### Problem details:
Copy the listing verbatim, excluding any images found in it.

### Supplied information:
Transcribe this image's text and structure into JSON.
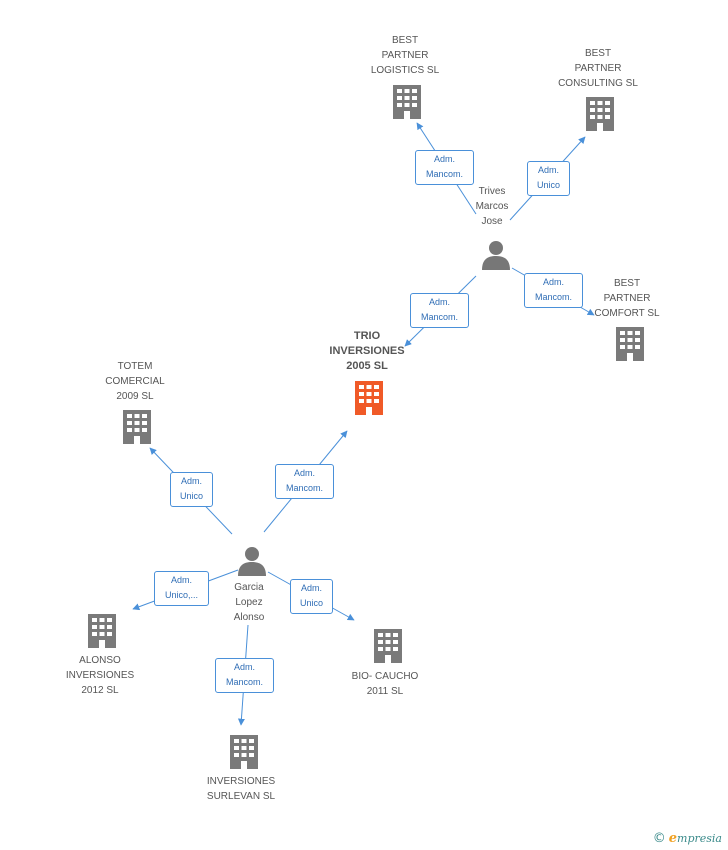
{
  "colors": {
    "company": "#7a7a7a",
    "main_company": "#f05a28",
    "person": "#777777",
    "edge": "#4a90d9"
  },
  "nodes": {
    "best_partner_logistics": {
      "label": "BEST\nPARTNER\nLOGISTICS SL",
      "type": "company"
    },
    "best_partner_consulting": {
      "label": "BEST\nPARTNER\nCONSULTING SL",
      "type": "company"
    },
    "best_partner_comfort": {
      "label": "BEST\nPARTNER\nCOMFORT SL",
      "type": "company"
    },
    "trives": {
      "label": "Trives\nMarcos\nJose",
      "type": "person"
    },
    "trio": {
      "label": "TRIO\nINVERSIONES\n2005 SL",
      "type": "main"
    },
    "totem": {
      "label": "TOTEM\nCOMERCIAL\n2009 SL",
      "type": "company"
    },
    "garcia": {
      "label": "Garcia\nLopez\nAlonso",
      "type": "person"
    },
    "alonso": {
      "label": "ALONSO\nINVERSIONES\n2012 SL",
      "type": "company"
    },
    "biocaucho": {
      "label": "BIO- CAUCHO\n2011 SL",
      "type": "company"
    },
    "surlevan": {
      "label": "INVERSIONES\nSURLEVAN SL",
      "type": "company"
    }
  },
  "edges": {
    "trives_logistics": "Adm.\nMancom.",
    "trives_consulting": "Adm.\nUnico",
    "trives_comfort": "Adm.\nMancom.",
    "trives_trio": "Adm.\nMancom.",
    "garcia_totem": "Adm.\nUnico",
    "garcia_trio": "Adm.\nMancom.",
    "garcia_alonso": "Adm.\nUnico,...",
    "garcia_biocaucho": "Adm.\nUnico",
    "garcia_surlevan": "Adm.\nMancom."
  },
  "watermark": {
    "copyright": "©",
    "brand_initial": "e",
    "brand_rest": "mpresia"
  }
}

### Exercise answer:
Transcribe this image's text and structure into JSON.
{
  "colors": {
    "company": "#7a7a7a",
    "main_company": "#f05a28",
    "person": "#777777",
    "edge": "#4a90d9"
  },
  "nodes": {
    "best_partner_logistics": {
      "label": "BEST\nPARTNER\nLOGISTICS SL",
      "type": "company"
    },
    "best_partner_consulting": {
      "label": "BEST\nPARTNER\nCONSULTING SL",
      "type": "company"
    },
    "best_partner_comfort": {
      "label": "BEST\nPARTNER\nCOMFORT SL",
      "type": "company"
    },
    "trives": {
      "label": "Trives\nMarcos\nJose",
      "type": "person"
    },
    "trio": {
      "label": "TRIO\nINVERSIONES\n2005 SL",
      "type": "main"
    },
    "totem": {
      "label": "TOTEM\nCOMERCIAL\n2009 SL",
      "type": "company"
    },
    "garcia": {
      "label": "Garcia\nLopez\nAlonso",
      "type": "person"
    },
    "alonso": {
      "label": "ALONSO\nINVERSIONES\n2012 SL",
      "type": "company"
    },
    "biocaucho": {
      "label": "BIO- CAUCHO\n2011 SL",
      "type": "company"
    },
    "surlevan": {
      "label": "INVERSIONES\nSURLEVAN SL",
      "type": "company"
    }
  },
  "edges": {
    "trives_logistics": "Adm.\nMancom.",
    "trives_consulting": "Adm.\nUnico",
    "trives_comfort": "Adm.\nMancom.",
    "trives_trio": "Adm.\nMancom.",
    "garcia_totem": "Adm.\nUnico",
    "garcia_trio": "Adm.\nMancom.",
    "garcia_alonso": "Adm.\nUnico,...",
    "garcia_biocaucho": "Adm.\nUnico",
    "garcia_surlevan": "Adm.\nMancom."
  },
  "watermark": {
    "copyright": "©",
    "brand_initial": "e",
    "brand_rest": "mpresia"
  }
}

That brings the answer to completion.